▸ **What you need to do**:
Leave out the pictures and copy the remaining records exactly.

▸ **Material shown**:
-----

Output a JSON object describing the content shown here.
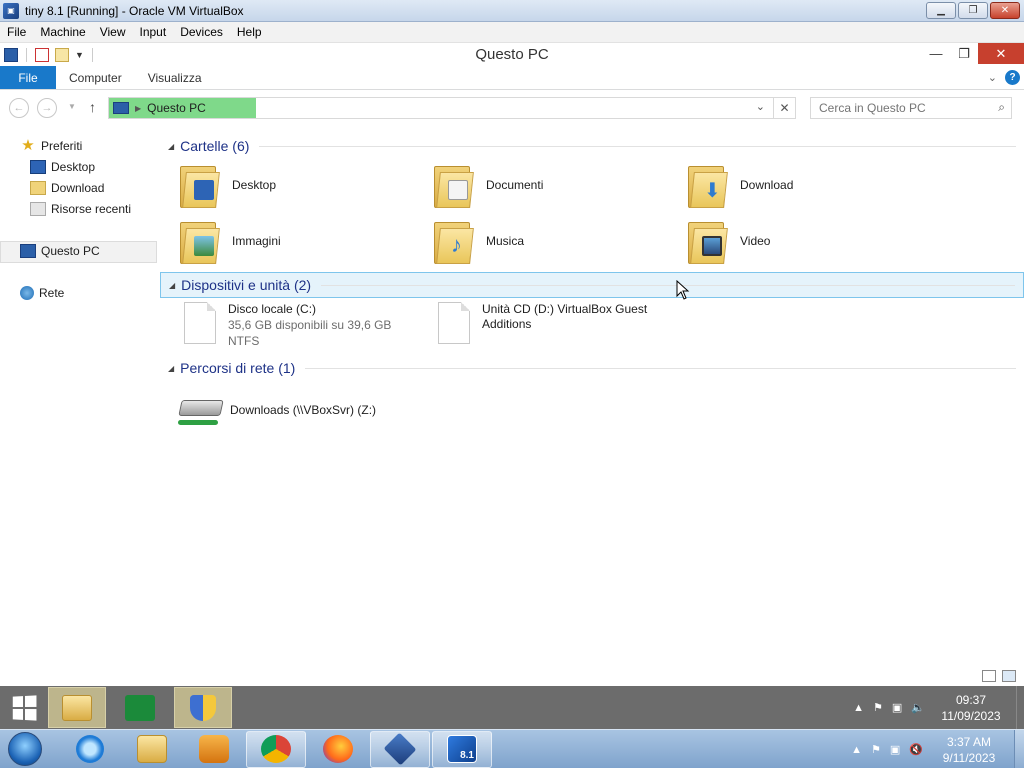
{
  "host_window": {
    "title": "tiny 8.1 [Running] - Oracle VM VirtualBox",
    "menu": [
      "File",
      "Machine",
      "View",
      "Input",
      "Devices",
      "Help"
    ]
  },
  "explorer": {
    "title": "Questo PC",
    "ribbon_tabs": {
      "file": "File",
      "computer": "Computer",
      "view": "Visualizza"
    },
    "address": {
      "crumb": "Questo PC"
    },
    "search": {
      "placeholder": "Cerca in Questo PC"
    },
    "sidebar": {
      "favorites": "Preferiti",
      "favorites_items": [
        "Desktop",
        "Download",
        "Risorse recenti"
      ],
      "this_pc": "Questo PC",
      "network": "Rete"
    },
    "groups": {
      "folders": {
        "title": "Cartelle (6)",
        "items": [
          "Desktop",
          "Documenti",
          "Download",
          "Immagini",
          "Musica",
          "Video"
        ]
      },
      "devices": {
        "title": "Dispositivi e unità (2)",
        "local_disk": {
          "name": "Disco locale (C:)",
          "space": "35,6 GB disponibili su 39,6 GB",
          "fs": "NTFS"
        },
        "cd_drive": {
          "name_line1": "Unità CD (D:) VirtualBox Guest",
          "name_line2": "Additions"
        }
      },
      "network_locations": {
        "title": "Percorsi di rete (1)",
        "item": "Downloads (\\\\VBoxSvr) (Z:)"
      }
    }
  },
  "guest_taskbar": {
    "time": "09:37",
    "date": "11/09/2023"
  },
  "host_taskbar": {
    "time": "3:37 AM",
    "date": "9/11/2023",
    "vm_badge": "8.1"
  },
  "colors": {
    "ribbon_file": "#1979ca",
    "breadcrumb_bg": "#7fd98a",
    "group_title": "#1e3287",
    "close_red": "#c7402e"
  }
}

-----

▸ **The answer**:
Output a JSON object describing the content shown here.
{
  "host_window": {
    "title": "tiny 8.1 [Running] - Oracle VM VirtualBox",
    "menu": [
      "File",
      "Machine",
      "View",
      "Input",
      "Devices",
      "Help"
    ]
  },
  "explorer": {
    "title": "Questo PC",
    "ribbon_tabs": {
      "file": "File",
      "computer": "Computer",
      "view": "Visualizza"
    },
    "address": {
      "crumb": "Questo PC"
    },
    "search": {
      "placeholder": "Cerca in Questo PC"
    },
    "sidebar": {
      "favorites": "Preferiti",
      "favorites_items": [
        "Desktop",
        "Download",
        "Risorse recenti"
      ],
      "this_pc": "Questo PC",
      "network": "Rete"
    },
    "groups": {
      "folders": {
        "title": "Cartelle (6)",
        "items": [
          "Desktop",
          "Documenti",
          "Download",
          "Immagini",
          "Musica",
          "Video"
        ]
      },
      "devices": {
        "title": "Dispositivi e unità (2)",
        "local_disk": {
          "name": "Disco locale (C:)",
          "space": "35,6 GB disponibili su 39,6 GB",
          "fs": "NTFS"
        },
        "cd_drive": {
          "name_line1": "Unità CD (D:) VirtualBox Guest",
          "name_line2": "Additions"
        }
      },
      "network_locations": {
        "title": "Percorsi di rete (1)",
        "item": "Downloads (\\\\VBoxSvr) (Z:)"
      }
    }
  },
  "guest_taskbar": {
    "time": "09:37",
    "date": "11/09/2023"
  },
  "host_taskbar": {
    "time": "3:37 AM",
    "date": "9/11/2023",
    "vm_badge": "8.1"
  },
  "colors": {
    "ribbon_file": "#1979ca",
    "breadcrumb_bg": "#7fd98a",
    "group_title": "#1e3287",
    "close_red": "#c7402e"
  }
}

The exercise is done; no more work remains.